Exercise goal: Will you write out all the entries below exactly?

[START OF Records supplied]

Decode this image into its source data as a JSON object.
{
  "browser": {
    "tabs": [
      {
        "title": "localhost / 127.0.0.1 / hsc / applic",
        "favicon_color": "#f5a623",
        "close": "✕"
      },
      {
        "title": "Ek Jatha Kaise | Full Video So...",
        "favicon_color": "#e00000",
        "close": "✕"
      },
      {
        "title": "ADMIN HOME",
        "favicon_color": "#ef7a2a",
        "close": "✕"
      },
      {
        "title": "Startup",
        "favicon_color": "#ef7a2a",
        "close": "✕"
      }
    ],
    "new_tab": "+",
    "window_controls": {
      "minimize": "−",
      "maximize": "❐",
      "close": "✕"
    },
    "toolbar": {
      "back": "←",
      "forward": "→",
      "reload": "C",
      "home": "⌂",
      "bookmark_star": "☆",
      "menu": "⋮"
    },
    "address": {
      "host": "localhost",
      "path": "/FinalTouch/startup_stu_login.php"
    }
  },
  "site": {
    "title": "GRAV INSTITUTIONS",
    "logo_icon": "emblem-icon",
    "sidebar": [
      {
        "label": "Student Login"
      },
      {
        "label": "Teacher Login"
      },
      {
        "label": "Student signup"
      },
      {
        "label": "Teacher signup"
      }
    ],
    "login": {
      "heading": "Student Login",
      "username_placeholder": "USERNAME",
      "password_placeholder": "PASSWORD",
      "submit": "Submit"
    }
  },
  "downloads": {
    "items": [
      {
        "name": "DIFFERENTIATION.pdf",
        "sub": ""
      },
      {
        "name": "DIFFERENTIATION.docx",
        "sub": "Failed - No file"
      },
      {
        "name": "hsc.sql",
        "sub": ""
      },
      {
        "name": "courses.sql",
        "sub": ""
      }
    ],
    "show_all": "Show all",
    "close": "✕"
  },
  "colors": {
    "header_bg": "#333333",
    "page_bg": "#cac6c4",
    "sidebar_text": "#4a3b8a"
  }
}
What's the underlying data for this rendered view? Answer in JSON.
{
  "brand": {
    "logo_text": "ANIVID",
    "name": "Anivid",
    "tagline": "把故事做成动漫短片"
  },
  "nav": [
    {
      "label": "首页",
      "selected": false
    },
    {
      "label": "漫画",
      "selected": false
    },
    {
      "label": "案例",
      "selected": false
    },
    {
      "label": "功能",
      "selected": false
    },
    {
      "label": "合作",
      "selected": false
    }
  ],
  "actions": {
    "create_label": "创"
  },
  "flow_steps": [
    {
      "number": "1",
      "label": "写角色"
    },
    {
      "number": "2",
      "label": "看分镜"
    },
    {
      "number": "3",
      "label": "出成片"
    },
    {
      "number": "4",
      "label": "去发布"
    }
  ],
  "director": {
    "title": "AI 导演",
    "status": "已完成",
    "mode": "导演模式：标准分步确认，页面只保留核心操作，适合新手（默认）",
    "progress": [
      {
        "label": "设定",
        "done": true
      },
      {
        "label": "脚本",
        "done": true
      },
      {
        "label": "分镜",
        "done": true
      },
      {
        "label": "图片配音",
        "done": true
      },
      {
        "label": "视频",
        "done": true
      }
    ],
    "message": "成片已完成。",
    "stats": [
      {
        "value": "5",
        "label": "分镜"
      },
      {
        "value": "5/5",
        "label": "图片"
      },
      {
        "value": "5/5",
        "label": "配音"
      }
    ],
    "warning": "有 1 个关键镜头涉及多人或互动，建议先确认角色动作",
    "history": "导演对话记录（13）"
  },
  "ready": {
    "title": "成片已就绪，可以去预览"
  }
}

[END OF Records supplied]

The answer:
Decode this image into its source data as a JSON object.
{
  "browser": {
    "tabs": [
      {
        "title": "localhost / 127.0.0.1 / hsc / applic",
        "favicon_color": "#f5a623",
        "close": "✕"
      },
      {
        "title": "Ek Jatha Kaise | Full Video So...",
        "favicon_color": "#e00000",
        "close": "✕"
      },
      {
        "title": "ADMIN HOME",
        "favicon_color": "#ef7a2a",
        "close": "✕"
      },
      {
        "title": "Startup",
        "favicon_color": "#ef7a2a",
        "close": "✕"
      }
    ],
    "new_tab": "+",
    "window_controls": {
      "minimize": "−",
      "maximize": "❐",
      "close": "✕"
    },
    "toolbar": {
      "back": "←",
      "forward": "→",
      "reload": "C",
      "home": "⌂",
      "bookmark_star": "☆",
      "menu": "⋮"
    },
    "address": {
      "host": "localhost",
      "path": "/FinalTouch/startup_stu_login.php"
    }
  },
  "site": {
    "title": "GRAV INSTITUTIONS",
    "logo_icon": "emblem-icon",
    "sidebar": [
      {
        "label": "Student Login"
      },
      {
        "label": "Teacher Login"
      },
      {
        "label": "Student signup"
      },
      {
        "label": "Teacher signup"
      }
    ],
    "login": {
      "heading": "Student Login",
      "username_placeholder": "USERNAME",
      "password_placeholder": "PASSWORD",
      "submit": "Submit"
    }
  },
  "downloads": {
    "items": [
      {
        "name": "DIFFERENTIATION.pdf",
        "sub": ""
      },
      {
        "name": "DIFFERENTIATION.docx",
        "sub": "Failed - No file"
      },
      {
        "name": "hsc.sql",
        "sub": ""
      },
      {
        "name": "courses.sql",
        "sub": ""
      }
    ],
    "show_all": "Show all",
    "close": "✕"
  },
  "colors": {
    "header_bg": "#333333",
    "page_bg": "#cac6c4",
    "sidebar_text": "#4a3b8a"
  }
}
What's the underlying data for this rendered view? Answer in JSON.
{
  "brand": {
    "logo_text": "ANIVID",
    "name": "Anivid",
    "tagline": "把故事做成动漫短片"
  },
  "nav": [
    {
      "label": "首页",
      "selected": false
    },
    {
      "label": "漫画",
      "selected": false
    },
    {
      "label": "案例",
      "selected": false
    },
    {
      "label": "功能",
      "selected": false
    },
    {
      "label": "合作",
      "selected": false
    }
  ],
  "actions": {
    "create_label": "创"
  },
  "flow_steps": [
    {
      "number": "1",
      "label": "写角色"
    },
    {
      "number": "2",
      "label": "看分镜"
    },
    {
      "number": "3",
      "label": "出成片"
    },
    {
      "number": "4",
      "label": "去发布"
    }
  ],
  "director": {
    "title": "AI 导演",
    "status": "已完成",
    "mode": "导演模式：标准分步确认，页面只保留核心操作，适合新手（默认）",
    "progress": [
      {
        "label": "设定",
        "done": true
      },
      {
        "label": "脚本",
        "done": true
      },
      {
        "label": "分镜",
        "done": true
      },
      {
        "label": "图片配音",
        "done": true
      },
      {
        "label": "视频",
        "done": true
      }
    ],
    "message": "成片已完成。",
    "stats": [
      {
        "value": "5",
        "label": "分镜"
      },
      {
        "value": "5/5",
        "label": "图片"
      },
      {
        "value": "5/5",
        "label": "配音"
      }
    ],
    "warning": "有 1 个关键镜头涉及多人或互动，建议先确认角色动作",
    "history": "导演对话记录（13）"
  },
  "ready": {
    "title": "成片已就绪，可以去预览"
  }
}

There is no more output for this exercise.